## Records supplied
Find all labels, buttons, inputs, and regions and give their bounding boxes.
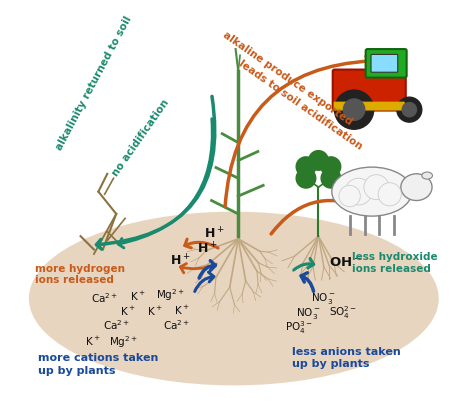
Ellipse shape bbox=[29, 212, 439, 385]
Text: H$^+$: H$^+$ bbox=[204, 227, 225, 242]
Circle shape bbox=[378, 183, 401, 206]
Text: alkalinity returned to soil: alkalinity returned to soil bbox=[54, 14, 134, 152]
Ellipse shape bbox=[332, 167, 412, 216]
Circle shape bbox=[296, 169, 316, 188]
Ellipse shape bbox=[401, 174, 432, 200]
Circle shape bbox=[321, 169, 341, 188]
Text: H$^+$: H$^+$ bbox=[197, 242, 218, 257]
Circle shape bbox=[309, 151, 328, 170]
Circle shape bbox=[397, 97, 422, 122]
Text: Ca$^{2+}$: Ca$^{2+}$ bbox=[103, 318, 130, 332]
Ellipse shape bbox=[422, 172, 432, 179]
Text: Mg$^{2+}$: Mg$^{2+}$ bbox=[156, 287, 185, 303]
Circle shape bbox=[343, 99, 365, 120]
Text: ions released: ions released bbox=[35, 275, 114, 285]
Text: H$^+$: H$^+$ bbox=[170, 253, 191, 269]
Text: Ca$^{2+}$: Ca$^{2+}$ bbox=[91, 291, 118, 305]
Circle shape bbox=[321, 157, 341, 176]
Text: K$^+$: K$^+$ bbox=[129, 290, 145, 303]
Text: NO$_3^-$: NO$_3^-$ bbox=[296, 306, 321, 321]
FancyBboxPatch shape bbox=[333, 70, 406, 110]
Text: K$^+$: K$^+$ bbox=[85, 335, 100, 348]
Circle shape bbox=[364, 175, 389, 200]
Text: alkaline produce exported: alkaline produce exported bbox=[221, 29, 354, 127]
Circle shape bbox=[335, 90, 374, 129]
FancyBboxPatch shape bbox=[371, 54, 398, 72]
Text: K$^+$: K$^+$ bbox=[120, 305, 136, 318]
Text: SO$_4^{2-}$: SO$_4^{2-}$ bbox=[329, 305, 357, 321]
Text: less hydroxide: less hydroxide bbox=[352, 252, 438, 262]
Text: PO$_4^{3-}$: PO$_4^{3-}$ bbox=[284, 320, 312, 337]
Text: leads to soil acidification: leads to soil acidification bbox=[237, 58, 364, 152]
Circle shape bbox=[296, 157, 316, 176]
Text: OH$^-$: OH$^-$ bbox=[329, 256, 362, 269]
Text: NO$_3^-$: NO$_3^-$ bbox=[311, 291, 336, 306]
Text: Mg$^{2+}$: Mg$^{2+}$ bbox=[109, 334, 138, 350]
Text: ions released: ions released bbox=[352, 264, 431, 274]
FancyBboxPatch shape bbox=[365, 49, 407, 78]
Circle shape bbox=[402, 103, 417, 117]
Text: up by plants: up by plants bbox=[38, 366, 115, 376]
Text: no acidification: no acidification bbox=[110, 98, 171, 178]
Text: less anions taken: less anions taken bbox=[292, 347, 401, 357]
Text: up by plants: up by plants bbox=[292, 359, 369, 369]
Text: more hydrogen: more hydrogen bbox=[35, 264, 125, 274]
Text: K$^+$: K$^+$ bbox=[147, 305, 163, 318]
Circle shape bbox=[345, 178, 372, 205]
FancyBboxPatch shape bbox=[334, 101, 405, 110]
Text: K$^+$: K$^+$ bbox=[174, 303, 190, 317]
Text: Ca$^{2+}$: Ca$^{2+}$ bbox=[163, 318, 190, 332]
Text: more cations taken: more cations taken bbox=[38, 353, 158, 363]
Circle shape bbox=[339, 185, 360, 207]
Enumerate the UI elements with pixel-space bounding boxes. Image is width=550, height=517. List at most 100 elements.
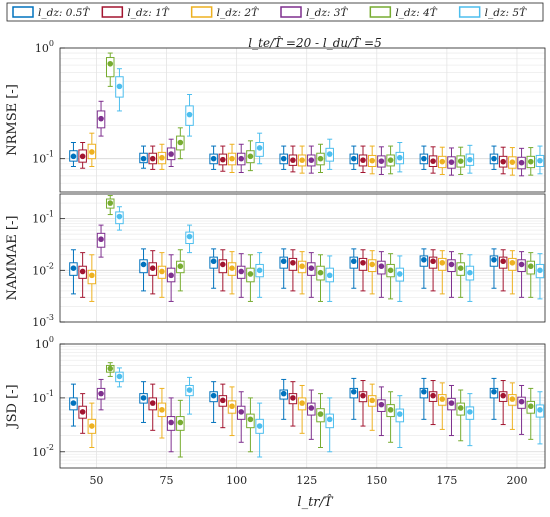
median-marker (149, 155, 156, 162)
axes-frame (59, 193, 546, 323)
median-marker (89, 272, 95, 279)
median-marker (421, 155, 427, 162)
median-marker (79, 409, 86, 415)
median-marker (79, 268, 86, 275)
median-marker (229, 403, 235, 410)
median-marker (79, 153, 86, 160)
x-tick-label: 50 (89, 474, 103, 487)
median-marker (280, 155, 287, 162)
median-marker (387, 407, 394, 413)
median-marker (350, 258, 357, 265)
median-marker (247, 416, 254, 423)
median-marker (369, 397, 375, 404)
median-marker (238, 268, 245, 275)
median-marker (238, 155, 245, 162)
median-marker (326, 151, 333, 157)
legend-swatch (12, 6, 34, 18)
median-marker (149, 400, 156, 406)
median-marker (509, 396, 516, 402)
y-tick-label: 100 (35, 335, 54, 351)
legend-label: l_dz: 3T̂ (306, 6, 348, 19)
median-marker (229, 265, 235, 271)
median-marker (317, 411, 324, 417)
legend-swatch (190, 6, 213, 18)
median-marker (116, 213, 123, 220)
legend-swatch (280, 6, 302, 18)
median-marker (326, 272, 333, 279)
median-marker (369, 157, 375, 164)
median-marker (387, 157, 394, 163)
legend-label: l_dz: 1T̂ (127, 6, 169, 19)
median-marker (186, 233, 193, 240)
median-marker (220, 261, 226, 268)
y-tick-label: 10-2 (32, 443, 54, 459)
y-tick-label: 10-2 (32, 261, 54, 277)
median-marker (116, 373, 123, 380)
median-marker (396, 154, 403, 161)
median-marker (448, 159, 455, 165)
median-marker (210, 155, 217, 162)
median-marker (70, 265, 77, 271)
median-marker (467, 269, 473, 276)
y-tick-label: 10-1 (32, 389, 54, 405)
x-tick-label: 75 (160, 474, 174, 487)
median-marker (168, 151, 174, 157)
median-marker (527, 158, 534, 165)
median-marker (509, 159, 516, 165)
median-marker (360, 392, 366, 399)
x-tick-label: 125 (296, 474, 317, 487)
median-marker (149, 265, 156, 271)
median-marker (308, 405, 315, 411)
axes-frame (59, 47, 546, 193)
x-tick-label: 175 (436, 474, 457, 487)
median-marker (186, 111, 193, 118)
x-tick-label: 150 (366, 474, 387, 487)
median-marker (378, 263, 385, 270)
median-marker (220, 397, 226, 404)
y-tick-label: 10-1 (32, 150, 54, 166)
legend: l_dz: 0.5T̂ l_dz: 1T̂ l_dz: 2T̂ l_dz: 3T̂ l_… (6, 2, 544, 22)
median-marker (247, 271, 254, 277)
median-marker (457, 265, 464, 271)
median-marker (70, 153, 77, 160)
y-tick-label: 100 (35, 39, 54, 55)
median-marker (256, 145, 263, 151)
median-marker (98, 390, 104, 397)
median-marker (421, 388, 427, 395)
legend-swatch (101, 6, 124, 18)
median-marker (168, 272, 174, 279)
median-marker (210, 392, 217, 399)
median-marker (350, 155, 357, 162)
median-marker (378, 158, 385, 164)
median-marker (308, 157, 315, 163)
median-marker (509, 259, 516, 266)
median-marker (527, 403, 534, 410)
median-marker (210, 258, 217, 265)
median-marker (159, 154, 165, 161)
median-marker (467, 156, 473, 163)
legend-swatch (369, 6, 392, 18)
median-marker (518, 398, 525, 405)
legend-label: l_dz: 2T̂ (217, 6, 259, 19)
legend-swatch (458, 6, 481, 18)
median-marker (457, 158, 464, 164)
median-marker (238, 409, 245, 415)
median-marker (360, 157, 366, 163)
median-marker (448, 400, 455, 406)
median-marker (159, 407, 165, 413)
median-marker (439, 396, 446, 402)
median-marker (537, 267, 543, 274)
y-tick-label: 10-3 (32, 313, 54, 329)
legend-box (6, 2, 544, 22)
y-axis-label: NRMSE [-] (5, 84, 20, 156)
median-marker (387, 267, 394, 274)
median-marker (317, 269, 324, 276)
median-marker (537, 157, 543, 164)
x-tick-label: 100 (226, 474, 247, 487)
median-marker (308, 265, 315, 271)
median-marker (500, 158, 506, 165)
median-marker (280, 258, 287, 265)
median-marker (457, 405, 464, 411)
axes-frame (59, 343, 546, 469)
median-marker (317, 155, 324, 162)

## Directions for this task
Duplicate the lines starting at the line that contains "Ellipse shape bbox=[29, 212, 439, 385]" and ending after the line that contains "Circle shape bbox=[321, 157, 341, 176]".

## Reply
Ellipse shape bbox=[29, 212, 439, 385]
Text: H$^+$: H$^+$ bbox=[204, 227, 225, 242]
Circle shape bbox=[378, 183, 401, 206]
Text: alkalinity returned to soil: alkalinity returned to soil bbox=[54, 14, 134, 152]
Ellipse shape bbox=[332, 167, 412, 216]
Circle shape bbox=[296, 169, 316, 188]
Ellipse shape bbox=[401, 174, 432, 200]
Circle shape bbox=[321, 169, 341, 188]
Text: H$^+$: H$^+$ bbox=[197, 242, 218, 257]
Circle shape bbox=[309, 151, 328, 170]
Circle shape bbox=[397, 97, 422, 122]
Text: Ca$^{2+}$: Ca$^{2+}$ bbox=[103, 318, 130, 332]
Ellipse shape bbox=[422, 172, 432, 179]
Text: Mg$^{2+}$: Mg$^{2+}$ bbox=[156, 287, 185, 303]
Circle shape bbox=[343, 99, 365, 120]
Text: ions released: ions released bbox=[35, 275, 114, 285]
Text: H$^+$: H$^+$ bbox=[170, 253, 191, 269]
Text: Ca$^{2+}$: Ca$^{2+}$ bbox=[91, 291, 118, 305]
Circle shape bbox=[321, 157, 341, 176]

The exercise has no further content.